───── Passage shown ─────
GB Virus C Infection among Lithuanian Population with Hepatitis C (HCV) Virus Infection
- *Corresponding Author:
- Valinciute A
State Research Institute Centre for Innovative Medicine
E-mail: [email protected]
Received Date: August 05, 2013; Accepted Date: September 02, 2013; Published Date: September 04, 2013
Citation: Valinciute A, Kiveryte S, Mauricas M (2013) GB Virus C Infection among Lithuanian Population with Hepatitis C (HCV) Virus Infection. J Antivir Antiretrovir 5:132-136. doi: 10.4172/jaa.1000076
Copyright: © 2013 Valinciute A, et al. This is an open-access article distributed under the terms of the Creative Commons Attribution License, which permits unrestricted use, distribution, and reproduction in any medium, provided the original author and source are credited.
Background: GB virus C (GBV-C), also known as hepatitis G virus (HGV), is an enveloped virus with about 9,4Kb genome-length single-strand RNA. Based on similarity in genome structure with HCV, the GBV-C virus is classified as the Flaviviridae family virus. The GBV-C virus has a worldwide distribution and virus infections are common among healthy blood donors as well as among immunocompromised individuals. Previous studies showed the high GBV-C co-infection rate in hepatitis C virus (HCV) and Human immunodeficiency virus (HIV) positive individuals. Based on genetic differences between the 5′ untranslated region (5′UTR) sequences of GBV-C isolates, virus is classified into seven major genotypes and in several subtypes. The distribution of GBV-C genotypes varies geographically and information is still incomplete. The aim of this study was to determine the frequency the frequency of GBV-C and the GBV-C genotypes among the HCV positive individuals in Lithuania.
───── Data provided ─────
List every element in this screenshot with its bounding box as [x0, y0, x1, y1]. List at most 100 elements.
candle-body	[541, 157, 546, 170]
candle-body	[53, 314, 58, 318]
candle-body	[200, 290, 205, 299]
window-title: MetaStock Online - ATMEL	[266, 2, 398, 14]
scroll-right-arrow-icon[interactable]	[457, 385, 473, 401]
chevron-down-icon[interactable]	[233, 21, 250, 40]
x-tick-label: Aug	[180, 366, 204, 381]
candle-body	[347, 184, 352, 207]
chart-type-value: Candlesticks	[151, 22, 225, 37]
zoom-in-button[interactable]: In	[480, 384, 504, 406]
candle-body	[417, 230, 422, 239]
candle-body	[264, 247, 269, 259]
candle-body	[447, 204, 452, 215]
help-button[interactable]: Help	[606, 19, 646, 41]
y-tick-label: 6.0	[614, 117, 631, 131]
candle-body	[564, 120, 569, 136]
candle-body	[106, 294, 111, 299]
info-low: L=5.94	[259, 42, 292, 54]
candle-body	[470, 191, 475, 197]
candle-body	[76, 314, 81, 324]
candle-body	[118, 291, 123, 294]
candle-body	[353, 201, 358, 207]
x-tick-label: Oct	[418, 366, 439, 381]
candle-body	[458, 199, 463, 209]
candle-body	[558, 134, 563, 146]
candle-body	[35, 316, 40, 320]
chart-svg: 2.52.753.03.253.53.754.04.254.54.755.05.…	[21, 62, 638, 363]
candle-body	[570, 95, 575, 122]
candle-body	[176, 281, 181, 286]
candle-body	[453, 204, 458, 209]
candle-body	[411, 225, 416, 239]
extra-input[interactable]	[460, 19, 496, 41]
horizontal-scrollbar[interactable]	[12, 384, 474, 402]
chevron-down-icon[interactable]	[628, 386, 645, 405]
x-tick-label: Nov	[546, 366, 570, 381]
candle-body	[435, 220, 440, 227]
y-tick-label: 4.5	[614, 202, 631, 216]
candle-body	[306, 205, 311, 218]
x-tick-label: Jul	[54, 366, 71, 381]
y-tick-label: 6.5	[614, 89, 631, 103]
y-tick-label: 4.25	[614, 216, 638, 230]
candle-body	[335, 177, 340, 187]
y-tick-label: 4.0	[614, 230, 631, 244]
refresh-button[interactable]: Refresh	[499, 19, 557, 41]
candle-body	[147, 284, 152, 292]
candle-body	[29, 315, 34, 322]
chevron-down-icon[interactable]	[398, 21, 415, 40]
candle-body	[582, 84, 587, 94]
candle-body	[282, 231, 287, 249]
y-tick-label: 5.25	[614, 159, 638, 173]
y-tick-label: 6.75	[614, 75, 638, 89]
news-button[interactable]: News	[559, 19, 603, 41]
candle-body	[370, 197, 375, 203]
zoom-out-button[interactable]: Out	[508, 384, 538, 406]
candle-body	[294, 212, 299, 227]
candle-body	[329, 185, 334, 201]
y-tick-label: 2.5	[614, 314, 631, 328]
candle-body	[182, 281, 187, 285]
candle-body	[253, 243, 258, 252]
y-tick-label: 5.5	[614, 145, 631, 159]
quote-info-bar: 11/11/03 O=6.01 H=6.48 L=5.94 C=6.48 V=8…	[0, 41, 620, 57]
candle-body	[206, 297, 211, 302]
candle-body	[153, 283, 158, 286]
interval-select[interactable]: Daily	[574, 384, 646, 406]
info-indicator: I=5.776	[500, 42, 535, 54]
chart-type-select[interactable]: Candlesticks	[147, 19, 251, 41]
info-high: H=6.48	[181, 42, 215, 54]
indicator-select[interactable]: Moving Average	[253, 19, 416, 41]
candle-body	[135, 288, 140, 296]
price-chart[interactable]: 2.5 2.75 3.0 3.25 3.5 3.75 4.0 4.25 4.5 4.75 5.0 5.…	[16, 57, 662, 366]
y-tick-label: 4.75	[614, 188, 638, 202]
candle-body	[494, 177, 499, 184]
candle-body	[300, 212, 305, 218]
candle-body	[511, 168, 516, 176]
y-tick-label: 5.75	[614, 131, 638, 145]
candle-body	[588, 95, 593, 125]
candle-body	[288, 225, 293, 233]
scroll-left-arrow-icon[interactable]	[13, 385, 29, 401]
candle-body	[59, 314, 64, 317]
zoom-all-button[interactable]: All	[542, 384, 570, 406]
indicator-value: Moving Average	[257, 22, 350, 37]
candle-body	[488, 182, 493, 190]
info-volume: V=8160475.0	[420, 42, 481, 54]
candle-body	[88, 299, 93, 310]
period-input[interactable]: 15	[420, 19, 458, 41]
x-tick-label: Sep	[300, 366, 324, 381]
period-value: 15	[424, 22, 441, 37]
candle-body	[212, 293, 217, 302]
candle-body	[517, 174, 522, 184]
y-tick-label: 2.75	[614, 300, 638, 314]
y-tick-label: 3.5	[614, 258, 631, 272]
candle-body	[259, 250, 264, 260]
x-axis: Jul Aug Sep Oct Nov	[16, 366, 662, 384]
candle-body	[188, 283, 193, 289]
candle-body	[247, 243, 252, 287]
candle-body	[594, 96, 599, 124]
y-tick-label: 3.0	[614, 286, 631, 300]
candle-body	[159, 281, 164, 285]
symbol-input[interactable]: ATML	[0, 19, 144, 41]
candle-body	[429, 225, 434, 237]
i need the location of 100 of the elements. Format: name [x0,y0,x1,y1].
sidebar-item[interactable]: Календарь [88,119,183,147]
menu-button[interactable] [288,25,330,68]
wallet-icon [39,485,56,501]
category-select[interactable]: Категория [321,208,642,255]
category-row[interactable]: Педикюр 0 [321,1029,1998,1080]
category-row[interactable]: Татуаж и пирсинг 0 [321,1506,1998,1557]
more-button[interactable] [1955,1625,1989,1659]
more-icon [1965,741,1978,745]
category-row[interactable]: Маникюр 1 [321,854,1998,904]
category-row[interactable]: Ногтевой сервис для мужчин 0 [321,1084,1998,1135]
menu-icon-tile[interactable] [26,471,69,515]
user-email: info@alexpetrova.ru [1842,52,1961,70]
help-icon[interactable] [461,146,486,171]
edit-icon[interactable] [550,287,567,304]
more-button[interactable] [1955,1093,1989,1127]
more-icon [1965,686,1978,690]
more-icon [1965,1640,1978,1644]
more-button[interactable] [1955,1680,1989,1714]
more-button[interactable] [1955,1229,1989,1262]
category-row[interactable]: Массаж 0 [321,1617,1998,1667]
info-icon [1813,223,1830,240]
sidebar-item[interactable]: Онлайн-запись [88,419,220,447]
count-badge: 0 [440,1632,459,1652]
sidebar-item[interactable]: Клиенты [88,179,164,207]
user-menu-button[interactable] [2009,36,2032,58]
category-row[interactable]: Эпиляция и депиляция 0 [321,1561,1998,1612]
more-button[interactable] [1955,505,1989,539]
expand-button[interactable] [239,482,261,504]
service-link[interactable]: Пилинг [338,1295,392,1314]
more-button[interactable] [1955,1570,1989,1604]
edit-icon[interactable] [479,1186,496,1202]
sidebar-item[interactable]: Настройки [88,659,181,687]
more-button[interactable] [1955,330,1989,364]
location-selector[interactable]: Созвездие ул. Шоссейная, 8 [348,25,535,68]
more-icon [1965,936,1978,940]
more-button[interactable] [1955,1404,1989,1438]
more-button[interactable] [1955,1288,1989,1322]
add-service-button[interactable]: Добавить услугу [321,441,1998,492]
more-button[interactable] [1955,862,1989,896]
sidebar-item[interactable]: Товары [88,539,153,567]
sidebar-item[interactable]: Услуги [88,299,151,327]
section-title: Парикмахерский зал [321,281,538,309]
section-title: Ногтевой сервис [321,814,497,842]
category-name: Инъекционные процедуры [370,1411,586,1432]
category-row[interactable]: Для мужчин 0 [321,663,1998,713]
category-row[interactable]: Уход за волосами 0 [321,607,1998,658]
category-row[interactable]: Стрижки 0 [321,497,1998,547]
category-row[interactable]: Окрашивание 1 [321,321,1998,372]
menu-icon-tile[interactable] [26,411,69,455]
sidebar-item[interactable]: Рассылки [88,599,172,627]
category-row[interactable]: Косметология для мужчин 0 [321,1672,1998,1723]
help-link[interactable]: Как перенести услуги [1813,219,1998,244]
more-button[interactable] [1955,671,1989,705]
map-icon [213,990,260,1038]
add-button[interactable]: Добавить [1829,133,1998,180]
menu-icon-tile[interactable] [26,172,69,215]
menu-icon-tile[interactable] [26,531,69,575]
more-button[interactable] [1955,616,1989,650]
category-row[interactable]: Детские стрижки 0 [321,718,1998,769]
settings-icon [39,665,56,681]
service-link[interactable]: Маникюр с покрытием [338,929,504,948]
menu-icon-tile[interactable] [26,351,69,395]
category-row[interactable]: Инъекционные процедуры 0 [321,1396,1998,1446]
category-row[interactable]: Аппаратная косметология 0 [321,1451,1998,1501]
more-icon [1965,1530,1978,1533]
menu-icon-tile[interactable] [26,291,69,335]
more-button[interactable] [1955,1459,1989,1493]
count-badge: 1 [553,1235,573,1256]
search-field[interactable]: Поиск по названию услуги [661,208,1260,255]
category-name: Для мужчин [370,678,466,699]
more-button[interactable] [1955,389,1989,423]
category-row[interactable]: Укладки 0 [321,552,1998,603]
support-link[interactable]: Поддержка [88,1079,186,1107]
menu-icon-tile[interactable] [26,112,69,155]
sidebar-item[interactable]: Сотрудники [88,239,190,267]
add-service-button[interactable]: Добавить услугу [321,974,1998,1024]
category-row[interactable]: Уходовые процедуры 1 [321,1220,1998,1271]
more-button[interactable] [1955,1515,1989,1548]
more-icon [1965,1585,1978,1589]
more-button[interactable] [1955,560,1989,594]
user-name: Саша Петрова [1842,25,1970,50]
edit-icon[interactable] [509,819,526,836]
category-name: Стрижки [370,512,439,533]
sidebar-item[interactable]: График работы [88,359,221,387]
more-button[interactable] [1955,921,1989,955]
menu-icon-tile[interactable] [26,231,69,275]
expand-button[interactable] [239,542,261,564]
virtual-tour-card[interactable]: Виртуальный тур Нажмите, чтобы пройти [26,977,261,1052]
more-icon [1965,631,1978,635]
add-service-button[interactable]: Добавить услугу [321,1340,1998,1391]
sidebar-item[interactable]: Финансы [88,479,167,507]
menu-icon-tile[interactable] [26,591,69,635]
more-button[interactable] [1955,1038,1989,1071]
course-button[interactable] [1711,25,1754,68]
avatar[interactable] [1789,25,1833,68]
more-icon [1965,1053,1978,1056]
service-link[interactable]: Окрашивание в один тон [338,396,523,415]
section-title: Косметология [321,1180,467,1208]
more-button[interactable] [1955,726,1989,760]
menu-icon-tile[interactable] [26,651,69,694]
─────
Exercises:
A. List the authors named in the citation line of the GBV-C article.
B. Continue the article on GBV-C infection among HCV-positive individuals in Lithuania, starting after its last sentence.

Task-by-task results:
A.
Valinciute A
Kiveryte S
Mauricas M

B.
Methods: In this study, GBV-C RNA was isolated from serum samples of 170 patients with known HCV infection. The nested reverse transcriptase reaction was used to synthesize the complementary DNA (cDNA) and the fragment of 210 bp from 5′UTR region was amplified by nested RT PCR. The PCR products were sequenced and subjected to phylogenetic analysis by using reference sequences from each genotype obtained from GenBank (n=46). The analysis was computed using CLC bio version 6.6.5 and MEGA 5.2.
Results: Among 170 HCV positive patients, 36 (21.17%) were positive for GBV-C. Based on phylogenetic analysis of a short region (210 bp) in 5′UTR region two genotypes, 2a and 3 were classified.
Conclusions: In this study it was found a high frequency of the GBV-C genotype 2a in Lithuanian HCV positive patients. The presence of the genotype 3 may be correlated to the geographical location and history of Lithuania.